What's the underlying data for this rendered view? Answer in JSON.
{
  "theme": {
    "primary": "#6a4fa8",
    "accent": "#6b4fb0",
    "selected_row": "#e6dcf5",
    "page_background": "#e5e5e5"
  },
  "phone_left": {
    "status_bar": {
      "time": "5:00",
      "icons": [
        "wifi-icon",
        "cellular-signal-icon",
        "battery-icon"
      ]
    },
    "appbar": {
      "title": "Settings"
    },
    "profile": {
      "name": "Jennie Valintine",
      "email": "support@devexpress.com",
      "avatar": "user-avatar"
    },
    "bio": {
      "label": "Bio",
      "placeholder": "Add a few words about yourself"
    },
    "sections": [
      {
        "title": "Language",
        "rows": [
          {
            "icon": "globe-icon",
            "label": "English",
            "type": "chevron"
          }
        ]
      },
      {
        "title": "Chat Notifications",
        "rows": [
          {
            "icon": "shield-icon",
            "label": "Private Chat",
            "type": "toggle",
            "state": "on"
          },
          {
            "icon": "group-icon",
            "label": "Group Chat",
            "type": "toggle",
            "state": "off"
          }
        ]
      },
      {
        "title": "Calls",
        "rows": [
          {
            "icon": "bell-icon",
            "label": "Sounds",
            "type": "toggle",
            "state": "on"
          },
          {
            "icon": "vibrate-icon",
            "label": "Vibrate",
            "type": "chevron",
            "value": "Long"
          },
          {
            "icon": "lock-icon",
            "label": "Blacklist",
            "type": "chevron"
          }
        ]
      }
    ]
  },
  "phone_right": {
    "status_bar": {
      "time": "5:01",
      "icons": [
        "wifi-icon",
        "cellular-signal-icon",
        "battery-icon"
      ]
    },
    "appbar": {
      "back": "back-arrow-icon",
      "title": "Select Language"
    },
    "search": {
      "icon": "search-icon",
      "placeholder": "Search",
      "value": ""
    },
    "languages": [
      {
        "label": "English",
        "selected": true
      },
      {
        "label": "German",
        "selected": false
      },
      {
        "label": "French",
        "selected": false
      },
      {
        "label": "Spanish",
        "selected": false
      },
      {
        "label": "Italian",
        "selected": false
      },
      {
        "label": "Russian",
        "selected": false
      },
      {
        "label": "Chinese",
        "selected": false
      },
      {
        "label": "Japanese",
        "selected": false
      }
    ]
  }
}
★ ★ ★ ★
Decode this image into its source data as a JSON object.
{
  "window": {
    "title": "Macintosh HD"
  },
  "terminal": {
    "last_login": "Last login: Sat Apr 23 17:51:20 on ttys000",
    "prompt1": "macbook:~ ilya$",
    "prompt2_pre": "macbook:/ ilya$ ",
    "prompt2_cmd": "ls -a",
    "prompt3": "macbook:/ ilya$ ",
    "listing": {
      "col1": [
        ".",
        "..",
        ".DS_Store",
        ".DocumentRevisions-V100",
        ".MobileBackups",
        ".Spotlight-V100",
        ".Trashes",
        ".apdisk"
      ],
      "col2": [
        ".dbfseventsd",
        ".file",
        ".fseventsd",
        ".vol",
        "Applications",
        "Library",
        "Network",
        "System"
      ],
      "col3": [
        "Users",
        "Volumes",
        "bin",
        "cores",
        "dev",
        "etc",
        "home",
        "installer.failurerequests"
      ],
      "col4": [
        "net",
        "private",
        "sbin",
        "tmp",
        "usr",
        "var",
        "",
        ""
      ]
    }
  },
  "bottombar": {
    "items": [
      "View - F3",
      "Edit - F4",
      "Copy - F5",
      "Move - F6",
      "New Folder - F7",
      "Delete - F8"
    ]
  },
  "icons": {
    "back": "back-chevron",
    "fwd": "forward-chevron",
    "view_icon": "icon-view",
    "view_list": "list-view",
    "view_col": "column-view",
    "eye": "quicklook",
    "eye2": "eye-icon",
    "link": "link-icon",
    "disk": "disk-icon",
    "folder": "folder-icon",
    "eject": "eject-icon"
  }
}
★ ★ ★ ★
WHAT YOU ARE ASKED TO DO: Pull out every line containing "Chat".

ANSWER TO THIS TASK:
        "title": "Chat Notifications",
            "label": "Private Chat",
            "label": "Group Chat",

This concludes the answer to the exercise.